> PROBLEM DETAILS: Below is a listing; reproduce each line of it exactly.

- - - - -

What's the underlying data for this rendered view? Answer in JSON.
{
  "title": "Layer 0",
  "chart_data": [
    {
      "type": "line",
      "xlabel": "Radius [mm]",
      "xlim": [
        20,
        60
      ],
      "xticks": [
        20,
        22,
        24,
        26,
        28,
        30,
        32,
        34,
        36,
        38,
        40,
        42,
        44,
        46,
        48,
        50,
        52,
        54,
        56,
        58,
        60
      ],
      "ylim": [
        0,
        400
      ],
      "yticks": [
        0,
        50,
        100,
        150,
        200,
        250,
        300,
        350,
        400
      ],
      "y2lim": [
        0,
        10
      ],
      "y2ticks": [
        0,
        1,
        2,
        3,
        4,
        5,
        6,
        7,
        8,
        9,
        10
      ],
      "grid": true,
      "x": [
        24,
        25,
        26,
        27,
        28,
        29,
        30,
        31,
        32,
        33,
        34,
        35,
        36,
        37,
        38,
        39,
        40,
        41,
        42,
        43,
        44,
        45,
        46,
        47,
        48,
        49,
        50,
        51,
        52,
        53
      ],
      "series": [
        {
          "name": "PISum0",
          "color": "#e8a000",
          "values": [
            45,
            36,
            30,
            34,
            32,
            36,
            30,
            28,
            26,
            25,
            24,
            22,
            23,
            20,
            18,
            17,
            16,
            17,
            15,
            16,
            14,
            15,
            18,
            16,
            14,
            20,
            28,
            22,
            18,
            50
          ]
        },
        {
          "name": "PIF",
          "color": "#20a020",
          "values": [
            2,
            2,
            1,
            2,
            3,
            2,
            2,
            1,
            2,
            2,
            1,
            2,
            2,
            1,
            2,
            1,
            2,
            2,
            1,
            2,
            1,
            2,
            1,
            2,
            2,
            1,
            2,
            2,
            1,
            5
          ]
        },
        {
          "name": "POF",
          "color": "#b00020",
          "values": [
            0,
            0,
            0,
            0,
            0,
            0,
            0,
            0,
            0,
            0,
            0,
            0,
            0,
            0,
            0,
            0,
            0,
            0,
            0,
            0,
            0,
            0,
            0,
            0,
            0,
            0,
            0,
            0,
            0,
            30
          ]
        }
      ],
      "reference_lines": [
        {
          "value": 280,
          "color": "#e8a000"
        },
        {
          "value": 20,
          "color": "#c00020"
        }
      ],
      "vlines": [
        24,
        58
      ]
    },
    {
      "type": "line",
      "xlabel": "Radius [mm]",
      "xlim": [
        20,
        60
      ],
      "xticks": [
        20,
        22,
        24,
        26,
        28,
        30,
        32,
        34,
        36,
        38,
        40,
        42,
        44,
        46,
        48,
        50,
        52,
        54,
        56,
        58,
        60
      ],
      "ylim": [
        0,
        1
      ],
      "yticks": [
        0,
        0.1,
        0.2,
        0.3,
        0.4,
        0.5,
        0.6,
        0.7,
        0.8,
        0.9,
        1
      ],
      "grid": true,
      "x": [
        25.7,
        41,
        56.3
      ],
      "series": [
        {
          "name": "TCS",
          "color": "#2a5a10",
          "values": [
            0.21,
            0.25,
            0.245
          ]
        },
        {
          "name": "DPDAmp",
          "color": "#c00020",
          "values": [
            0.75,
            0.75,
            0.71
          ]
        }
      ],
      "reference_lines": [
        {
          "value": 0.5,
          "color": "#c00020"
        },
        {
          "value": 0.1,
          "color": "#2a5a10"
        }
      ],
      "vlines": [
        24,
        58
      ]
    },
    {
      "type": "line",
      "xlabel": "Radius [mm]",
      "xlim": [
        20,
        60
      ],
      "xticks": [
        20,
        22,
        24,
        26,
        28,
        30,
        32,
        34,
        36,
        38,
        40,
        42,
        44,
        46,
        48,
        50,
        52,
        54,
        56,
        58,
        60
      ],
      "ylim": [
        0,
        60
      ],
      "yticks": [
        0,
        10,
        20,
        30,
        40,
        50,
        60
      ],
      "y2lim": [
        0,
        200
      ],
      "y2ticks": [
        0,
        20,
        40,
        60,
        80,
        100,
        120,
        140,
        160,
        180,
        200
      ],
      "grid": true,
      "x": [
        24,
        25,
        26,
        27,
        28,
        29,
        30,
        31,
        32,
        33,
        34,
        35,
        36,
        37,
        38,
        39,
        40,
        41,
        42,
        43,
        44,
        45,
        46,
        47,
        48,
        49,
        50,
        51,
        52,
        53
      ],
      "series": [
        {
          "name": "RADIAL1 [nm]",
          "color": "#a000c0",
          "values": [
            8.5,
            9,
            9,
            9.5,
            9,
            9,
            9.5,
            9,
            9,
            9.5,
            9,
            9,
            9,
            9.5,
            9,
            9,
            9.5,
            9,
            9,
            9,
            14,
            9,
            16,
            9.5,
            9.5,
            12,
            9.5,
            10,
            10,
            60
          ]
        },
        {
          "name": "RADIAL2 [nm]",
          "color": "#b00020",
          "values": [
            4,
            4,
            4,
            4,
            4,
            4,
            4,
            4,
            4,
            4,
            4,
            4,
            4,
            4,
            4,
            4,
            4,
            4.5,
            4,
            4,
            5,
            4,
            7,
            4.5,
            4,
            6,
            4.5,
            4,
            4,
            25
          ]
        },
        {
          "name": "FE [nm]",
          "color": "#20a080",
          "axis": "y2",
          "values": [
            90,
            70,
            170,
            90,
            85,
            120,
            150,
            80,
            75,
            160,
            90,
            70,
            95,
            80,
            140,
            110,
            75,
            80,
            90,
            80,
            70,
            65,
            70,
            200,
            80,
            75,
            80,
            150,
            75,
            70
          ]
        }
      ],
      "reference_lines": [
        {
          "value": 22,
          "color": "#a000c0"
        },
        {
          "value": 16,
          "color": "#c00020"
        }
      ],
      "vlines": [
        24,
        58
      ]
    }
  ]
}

- - - - -

> WORKED SOLUTION:
What's the underlying data for this rendered view? Answer in JSON.
{
  "title": "Layer 0",
  "chart_data": [
    {
      "type": "line",
      "xlabel": "Radius [mm]",
      "xlim": [
        20,
        60
      ],
      "xticks": [
        20,
        22,
        24,
        26,
        28,
        30,
        32,
        34,
        36,
        38,
        40,
        42,
        44,
        46,
        48,
        50,
        52,
        54,
        56,
        58,
        60
      ],
      "ylim": [
        0,
        400
      ],
      "yticks": [
        0,
        50,
        100,
        150,
        200,
        250,
        300,
        350,
        400
      ],
      "y2lim": [
        0,
        10
      ],
      "y2ticks": [
        0,
        1,
        2,
        3,
        4,
        5,
        6,
        7,
        8,
        9,
        10
      ],
      "grid": true,
      "x": [
        24,
        25,
        26,
        27,
        28,
        29,
        30,
        31,
        32,
        33,
        34,
        35,
        36,
        37,
        38,
        39,
        40,
        41,
        42,
        43,
        44,
        45,
        46,
        47,
        48,
        49,
        50,
        51,
        52,
        53
      ],
      "series": [
        {
          "name": "PISum0",
          "color": "#e8a000",
          "values": [
            45,
            36,
            30,
            34,
            32,
            36,
            30,
            28,
            26,
            25,
            24,
            22,
            23,
            20,
            18,
            17,
            16,
            17,
            15,
            16,
            14,
            15,
            18,
            16,
            14,
            20,
            28,
            22,
            18,
            50
          ]
        },
        {
          "name": "PIF",
          "color": "#20a020",
          "values": [
            2,
            2,
            1,
            2,
            3,
            2,
            2,
            1,
            2,
            2,
            1,
            2,
            2,
            1,
            2,
            1,
            2,
            2,
            1,
            2,
            1,
            2,
            1,
            2,
            2,
            1,
            2,
            2,
            1,
            5
          ]
        },
        {
          "name": "POF",
          "color": "#b00020",
          "values": [
            0,
            0,
            0,
            0,
            0,
            0,
            0,
            0,
            0,
            0,
            0,
            0,
            0,
            0,
            0,
            0,
            0,
            0,
            0,
            0,
            0,
            0,
            0,
            0,
            0,
            0,
            0,
            0,
            0,
            30
          ]
        }
      ],
      "reference_lines": [
        {
          "value": 280,
          "color": "#e8a000"
        },
        {
          "value": 20,
          "color": "#c00020"
        }
      ],
      "vlines": [
        24,
        58
      ]
    },
    {
      "type": "line",
      "xlabel": "Radius [mm]",
      "xlim": [
        20,
        60
      ],
      "xticks": [
        20,
        22,
        24,
        26,
        28,
        30,
        32,
        34,
        36,
        38,
        40,
        42,
        44,
        46,
        48,
        50,
        52,
        54,
        56,
        58,
        60
      ],
      "ylim": [
        0,
        1
      ],
      "yticks": [
        0,
        0.1,
        0.2,
        0.3,
        0.4,
        0.5,
        0.6,
        0.7,
        0.8,
        0.9,
        1
      ],
      "grid": true,
      "x": [
        25.7,
        41,
        56.3
      ],
      "series": [
        {
          "name": "TCS",
          "color": "#2a5a10",
          "values": [
            0.21,
            0.25,
            0.245
          ]
        },
        {
          "name": "DPDAmp",
          "color": "#c00020",
          "values": [
            0.75,
            0.75,
            0.71
          ]
        }
      ],
      "reference_lines": [
        {
          "value": 0.5,
          "color": "#c00020"
        },
        {
          "value": 0.1,
          "color": "#2a5a10"
        }
      ],
      "vlines": [
        24,
        58
      ]
    },
    {
      "type": "line",
      "xlabel": "Radius [mm]",
      "xlim": [
        20,
        60
      ],
      "xticks": [
        20,
        22,
        24,
        26,
        28,
        30,
        32,
        34,
        36,
        38,
        40,
        42,
        44,
        46,
        48,
        50,
        52,
        54,
        56,
        58,
        60
      ],
      "ylim": [
        0,
        60
      ],
      "yticks": [
        0,
        10,
        20,
        30,
        40,
        50,
        60
      ],
      "y2lim": [
        0,
        200
      ],
      "y2ticks": [
        0,
        20,
        40,
        60,
        80,
        100,
        120,
        140,
        160,
        180,
        200
      ],
      "grid": true,
      "x": [
        24,
        25,
        26,
        27,
        28,
        29,
        30,
        31,
        32,
        33,
        34,
        35,
        36,
        37,
        38,
        39,
        40,
        41,
        42,
        43,
        44,
        45,
        46,
        47,
        48,
        49,
        50,
        51,
        52,
        53
      ],
      "series": [
        {
          "name": "RADIAL1 [nm]",
          "color": "#a000c0",
          "values": [
            8.5,
            9,
            9,
            9.5,
            9,
            9,
            9.5,
            9,
            9,
            9.5,
            9,
            9,
            9,
            9.5,
            9,
            9,
            9.5,
            9,
            9,
            9,
            14,
            9,
            16,
            9.5,
            9.5,
            12,
            9.5,
            10,
            10,
            60
          ]
        },
        {
          "name": "RADIAL2 [nm]",
          "color": "#b00020",
          "values": [
            4,
            4,
            4,
            4,
            4,
            4,
            4,
            4,
            4,
            4,
            4,
            4,
            4,
            4,
            4,
            4,
            4,
            4.5,
            4,
            4,
            5,
            4,
            7,
            4.5,
            4,
            6,
            4.5,
            4,
            4,
            25
          ]
        },
        {
          "name": "FE [nm]",
          "color": "#20a080",
          "axis": "y2",
          "values": [
            90,
            70,
            170,
            90,
            85,
            120,
            150,
            80,
            75,
            160,
            90,
            70,
            95,
            80,
            140,
            110,
            75,
            80,
            90,
            80,
            70,
            65,
            70,
            200,
            80,
            75,
            80,
            150,
            75,
            70
          ]
        }
      ],
      "reference_lines": [
        {
          "value": 22,
          "color": "#a000c0"
        },
        {
          "value": 16,
          "color": "#c00020"
        }
      ],
      "vlines": [
        24,
        58
      ]
    }
  ]
}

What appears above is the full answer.